**DIRECTIVE**
Would you extract the whole listing below and retype it exactly?

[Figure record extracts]
>>>>>

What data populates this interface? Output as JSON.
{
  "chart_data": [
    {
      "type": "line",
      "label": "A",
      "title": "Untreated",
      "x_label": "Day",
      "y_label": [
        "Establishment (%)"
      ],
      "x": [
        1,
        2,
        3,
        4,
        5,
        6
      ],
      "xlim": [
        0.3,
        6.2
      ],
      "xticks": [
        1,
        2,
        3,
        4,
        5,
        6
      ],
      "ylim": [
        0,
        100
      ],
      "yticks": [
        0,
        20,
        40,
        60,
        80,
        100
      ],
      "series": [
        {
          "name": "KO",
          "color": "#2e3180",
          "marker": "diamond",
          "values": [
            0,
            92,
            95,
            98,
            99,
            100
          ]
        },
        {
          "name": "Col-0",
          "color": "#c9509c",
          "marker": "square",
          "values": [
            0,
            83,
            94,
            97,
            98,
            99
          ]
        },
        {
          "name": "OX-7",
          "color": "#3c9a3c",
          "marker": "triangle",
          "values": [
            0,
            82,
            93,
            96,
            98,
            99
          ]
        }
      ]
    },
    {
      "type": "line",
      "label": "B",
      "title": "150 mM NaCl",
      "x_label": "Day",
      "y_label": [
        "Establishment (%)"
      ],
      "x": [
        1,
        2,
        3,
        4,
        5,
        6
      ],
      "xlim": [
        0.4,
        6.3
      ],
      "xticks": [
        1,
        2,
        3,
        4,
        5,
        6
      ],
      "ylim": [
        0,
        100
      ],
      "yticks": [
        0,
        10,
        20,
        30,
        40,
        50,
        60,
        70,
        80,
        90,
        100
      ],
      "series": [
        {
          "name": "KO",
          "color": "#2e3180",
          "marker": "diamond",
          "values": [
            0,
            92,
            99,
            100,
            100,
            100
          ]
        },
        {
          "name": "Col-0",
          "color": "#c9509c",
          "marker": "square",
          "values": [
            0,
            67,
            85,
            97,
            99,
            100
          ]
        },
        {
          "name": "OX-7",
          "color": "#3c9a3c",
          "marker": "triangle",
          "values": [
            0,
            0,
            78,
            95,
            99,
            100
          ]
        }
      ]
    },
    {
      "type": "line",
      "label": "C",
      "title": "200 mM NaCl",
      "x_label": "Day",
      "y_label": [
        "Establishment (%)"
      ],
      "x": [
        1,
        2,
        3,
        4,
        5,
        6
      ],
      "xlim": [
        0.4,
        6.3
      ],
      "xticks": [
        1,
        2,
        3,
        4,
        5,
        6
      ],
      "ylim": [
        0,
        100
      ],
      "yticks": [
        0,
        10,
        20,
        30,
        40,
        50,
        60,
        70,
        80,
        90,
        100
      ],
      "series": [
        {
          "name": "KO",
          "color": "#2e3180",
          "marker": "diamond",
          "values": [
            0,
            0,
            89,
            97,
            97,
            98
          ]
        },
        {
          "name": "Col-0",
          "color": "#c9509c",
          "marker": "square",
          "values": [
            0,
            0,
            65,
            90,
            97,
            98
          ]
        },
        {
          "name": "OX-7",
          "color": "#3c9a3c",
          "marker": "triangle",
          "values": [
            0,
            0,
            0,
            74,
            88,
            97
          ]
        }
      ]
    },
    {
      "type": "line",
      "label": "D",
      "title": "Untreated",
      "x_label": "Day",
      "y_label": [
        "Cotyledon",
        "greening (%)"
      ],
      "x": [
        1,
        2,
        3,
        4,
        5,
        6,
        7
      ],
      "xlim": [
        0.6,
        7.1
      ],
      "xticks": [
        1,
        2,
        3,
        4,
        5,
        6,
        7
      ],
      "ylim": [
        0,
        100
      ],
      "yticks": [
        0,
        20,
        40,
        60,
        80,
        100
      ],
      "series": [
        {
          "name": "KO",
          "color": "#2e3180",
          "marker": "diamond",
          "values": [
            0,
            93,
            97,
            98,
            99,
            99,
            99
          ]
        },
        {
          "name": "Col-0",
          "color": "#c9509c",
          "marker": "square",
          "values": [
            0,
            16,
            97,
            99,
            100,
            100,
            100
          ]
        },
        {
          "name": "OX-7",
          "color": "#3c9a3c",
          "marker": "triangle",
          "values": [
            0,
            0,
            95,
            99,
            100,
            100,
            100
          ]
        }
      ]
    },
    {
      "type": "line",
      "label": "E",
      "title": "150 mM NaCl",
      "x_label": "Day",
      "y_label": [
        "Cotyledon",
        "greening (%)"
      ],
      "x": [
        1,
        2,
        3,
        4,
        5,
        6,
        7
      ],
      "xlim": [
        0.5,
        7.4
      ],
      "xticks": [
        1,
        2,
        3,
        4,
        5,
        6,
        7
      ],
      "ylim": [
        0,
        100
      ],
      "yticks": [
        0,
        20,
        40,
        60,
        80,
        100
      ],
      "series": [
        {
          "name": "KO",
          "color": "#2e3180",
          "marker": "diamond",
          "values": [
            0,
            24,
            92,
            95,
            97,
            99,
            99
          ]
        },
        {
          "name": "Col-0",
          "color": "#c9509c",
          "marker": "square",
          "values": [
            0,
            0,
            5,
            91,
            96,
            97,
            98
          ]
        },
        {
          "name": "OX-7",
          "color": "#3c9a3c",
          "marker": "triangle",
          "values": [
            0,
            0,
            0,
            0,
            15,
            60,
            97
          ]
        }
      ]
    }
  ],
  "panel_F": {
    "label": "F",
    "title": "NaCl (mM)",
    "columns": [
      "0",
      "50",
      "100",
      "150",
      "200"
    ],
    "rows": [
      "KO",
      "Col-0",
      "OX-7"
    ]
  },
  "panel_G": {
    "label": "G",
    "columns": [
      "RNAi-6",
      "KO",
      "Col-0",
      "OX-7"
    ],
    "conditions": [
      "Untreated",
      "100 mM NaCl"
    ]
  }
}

<<<<<

**WRITTEN SOLUTION**
What data populates this interface? Output as JSON.
{
  "chart_data": [
    {
      "type": "line",
      "label": "A",
      "title": "Untreated",
      "x_label": "Day",
      "y_label": [
        "Establishment (%)"
      ],
      "x": [
        1,
        2,
        3,
        4,
        5,
        6
      ],
      "xlim": [
        0.3,
        6.2
      ],
      "xticks": [
        1,
        2,
        3,
        4,
        5,
        6
      ],
      "ylim": [
        0,
        100
      ],
      "yticks": [
        0,
        20,
        40,
        60,
        80,
        100
      ],
      "series": [
        {
          "name": "KO",
          "color": "#2e3180",
          "marker": "diamond",
          "values": [
            0,
            92,
            95,
            98,
            99,
            100
          ]
        },
        {
          "name": "Col-0",
          "color": "#c9509c",
          "marker": "square",
          "values": [
            0,
            83,
            94,
            97,
            98,
            99
          ]
        },
        {
          "name": "OX-7",
          "color": "#3c9a3c",
          "marker": "triangle",
          "values": [
            0,
            82,
            93,
            96,
            98,
            99
          ]
        }
      ]
    },
    {
      "type": "line",
      "label": "B",
      "title": "150 mM NaCl",
      "x_label": "Day",
      "y_label": [
        "Establishment (%)"
      ],
      "x": [
        1,
        2,
        3,
        4,
        5,
        6
      ],
      "xlim": [
        0.4,
        6.3
      ],
      "xticks": [
        1,
        2,
        3,
        4,
        5,
        6
      ],
      "ylim": [
        0,
        100
      ],
      "yticks": [
        0,
        10,
        20,
        30,
        40,
        50,
        60,
        70,
        80,
        90,
        100
      ],
      "series": [
        {
          "name": "KO",
          "color": "#2e3180",
          "marker": "diamond",
          "values": [
            0,
            92,
            99,
            100,
            100,
            100
          ]
        },
        {
          "name": "Col-0",
          "color": "#c9509c",
          "marker": "square",
          "values": [
            0,
            67,
            85,
            97,
            99,
            100
          ]
        },
        {
          "name": "OX-7",
          "color": "#3c9a3c",
          "marker": "triangle",
          "values": [
            0,
            0,
            78,
            95,
            99,
            100
          ]
        }
      ]
    },
    {
      "type": "line",
      "label": "C",
      "title": "200 mM NaCl",
      "x_label": "Day",
      "y_label": [
        "Establishment (%)"
      ],
      "x": [
        1,
        2,
        3,
        4,
        5,
        6
      ],
      "xlim": [
        0.4,
        6.3
      ],
      "xticks": [
        1,
        2,
        3,
        4,
        5,
        6
      ],
      "ylim": [
        0,
        100
      ],
      "yticks": [
        0,
        10,
        20,
        30,
        40,
        50,
        60,
        70,
        80,
        90,
        100
      ],
      "series": [
        {
          "name": "KO",
          "color": "#2e3180",
          "marker": "diamond",
          "values": [
            0,
            0,
            89,
            97,
            97,
            98
          ]
        },
        {
          "name": "Col-0",
          "color": "#c9509c",
          "marker": "square",
          "values": [
            0,
            0,
            65,
            90,
            97,
            98
          ]
        },
        {
          "name": "OX-7",
          "color": "#3c9a3c",
          "marker": "triangle",
          "values": [
            0,
            0,
            0,
            74,
            88,
            97
          ]
        }
      ]
    },
    {
      "type": "line",
      "label": "D",
      "title": "Untreated",
      "x_label": "Day",
      "y_label": [
        "Cotyledon",
        "greening (%)"
      ],
      "x": [
        1,
        2,
        3,
        4,
        5,
        6,
        7
      ],
      "xlim": [
        0.6,
        7.1
      ],
      "xticks": [
        1,
        2,
        3,
        4,
        5,
        6,
        7
      ],
      "ylim": [
        0,
        100
      ],
      "yticks": [
        0,
        20,
        40,
        60,
        80,
        100
      ],
      "series": [
        {
          "name": "KO",
          "color": "#2e3180",
          "marker": "diamond",
          "values": [
            0,
            93,
            97,
            98,
            99,
            99,
            99
          ]
        },
        {
          "name": "Col-0",
          "color": "#c9509c",
          "marker": "square",
          "values": [
            0,
            16,
            97,
            99,
            100,
            100,
            100
          ]
        },
        {
          "name": "OX-7",
          "color": "#3c9a3c",
          "marker": "triangle",
          "values": [
            0,
            0,
            95,
            99,
            100,
            100,
            100
          ]
        }
      ]
    },
    {
      "type": "line",
      "label": "E",
      "title": "150 mM NaCl",
      "x_label": "Day",
      "y_label": [
        "Cotyledon",
        "greening (%)"
      ],
      "x": [
        1,
        2,
        3,
        4,
        5,
        6,
        7
      ],
      "xlim": [
        0.5,
        7.4
      ],
      "xticks": [
        1,
        2,
        3,
        4,
        5,
        6,
        7
      ],
      "ylim": [
        0,
        100
      ],
      "yticks": [
        0,
        20,
        40,
        60,
        80,
        100
      ],
      "series": [
        {
          "name": "KO",
          "color": "#2e3180",
          "marker": "diamond",
          "values": [
            0,
            24,
            92,
            95,
            97,
            99,
            99
          ]
        },
        {
          "name": "Col-0",
          "color": "#c9509c",
          "marker": "square",
          "values": [
            0,
            0,
            5,
            91,
            96,
            97,
            98
          ]
        },
        {
          "name": "OX-7",
          "color": "#3c9a3c",
          "marker": "triangle",
          "values": [
            0,
            0,
            0,
            0,
            15,
            60,
            97
          ]
        }
      ]
    }
  ],
  "panel_F": {
    "label": "F",
    "title": "NaCl (mM)",
    "columns": [
      "0",
      "50",
      "100",
      "150",
      "200"
    ],
    "rows": [
      "KO",
      "Col-0",
      "OX-7"
    ]
  },
  "panel_G": {
    "label": "G",
    "columns": [
      "RNAi-6",
      "KO",
      "Col-0",
      "OX-7"
    ],
    "conditions": [
      "Untreated",
      "100 mM NaCl"
    ]
  }
}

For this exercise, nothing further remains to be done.